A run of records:
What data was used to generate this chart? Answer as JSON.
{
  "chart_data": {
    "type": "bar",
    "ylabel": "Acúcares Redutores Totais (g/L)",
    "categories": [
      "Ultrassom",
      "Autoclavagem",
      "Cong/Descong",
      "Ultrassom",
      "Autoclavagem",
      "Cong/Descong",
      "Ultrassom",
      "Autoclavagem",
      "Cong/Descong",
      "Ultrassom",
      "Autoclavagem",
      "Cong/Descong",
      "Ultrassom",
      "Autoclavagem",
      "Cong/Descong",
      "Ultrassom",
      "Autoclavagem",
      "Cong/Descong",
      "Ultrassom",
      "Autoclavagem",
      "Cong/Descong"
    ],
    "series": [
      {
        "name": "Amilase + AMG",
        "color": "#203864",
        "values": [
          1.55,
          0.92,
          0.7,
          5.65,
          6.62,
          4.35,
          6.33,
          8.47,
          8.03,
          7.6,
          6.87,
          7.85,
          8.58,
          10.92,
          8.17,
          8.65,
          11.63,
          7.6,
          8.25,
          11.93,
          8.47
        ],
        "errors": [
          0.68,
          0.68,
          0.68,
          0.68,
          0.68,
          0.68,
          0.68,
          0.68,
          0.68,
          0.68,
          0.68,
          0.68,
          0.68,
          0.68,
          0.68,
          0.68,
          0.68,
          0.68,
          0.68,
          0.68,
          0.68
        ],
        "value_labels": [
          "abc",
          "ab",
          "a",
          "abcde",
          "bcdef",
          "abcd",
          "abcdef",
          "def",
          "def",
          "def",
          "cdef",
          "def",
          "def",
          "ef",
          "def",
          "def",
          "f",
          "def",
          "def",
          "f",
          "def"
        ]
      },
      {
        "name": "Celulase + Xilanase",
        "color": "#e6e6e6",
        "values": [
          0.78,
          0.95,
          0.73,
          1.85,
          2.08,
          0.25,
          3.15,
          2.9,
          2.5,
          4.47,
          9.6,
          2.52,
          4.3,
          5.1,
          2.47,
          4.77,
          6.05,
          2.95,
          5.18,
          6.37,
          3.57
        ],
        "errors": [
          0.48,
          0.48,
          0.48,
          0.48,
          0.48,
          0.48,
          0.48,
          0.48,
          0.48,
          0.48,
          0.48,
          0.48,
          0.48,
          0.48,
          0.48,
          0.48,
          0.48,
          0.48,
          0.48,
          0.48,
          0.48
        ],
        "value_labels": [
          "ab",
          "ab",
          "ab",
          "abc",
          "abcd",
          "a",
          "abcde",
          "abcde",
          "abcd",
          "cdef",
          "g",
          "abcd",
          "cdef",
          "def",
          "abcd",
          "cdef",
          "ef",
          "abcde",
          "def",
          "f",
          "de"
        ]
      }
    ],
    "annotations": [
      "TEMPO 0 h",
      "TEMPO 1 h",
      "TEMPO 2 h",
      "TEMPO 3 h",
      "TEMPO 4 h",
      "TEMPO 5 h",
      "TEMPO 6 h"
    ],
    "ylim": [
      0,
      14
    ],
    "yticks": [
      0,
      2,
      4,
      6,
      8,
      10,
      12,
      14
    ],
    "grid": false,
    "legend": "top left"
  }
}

Stated goal: Check each line of the records for the word "name" and extract those that contain it.

Correct answer:
        "name": "Amilase + AMG",
        "name": "Celulase + Xilanase",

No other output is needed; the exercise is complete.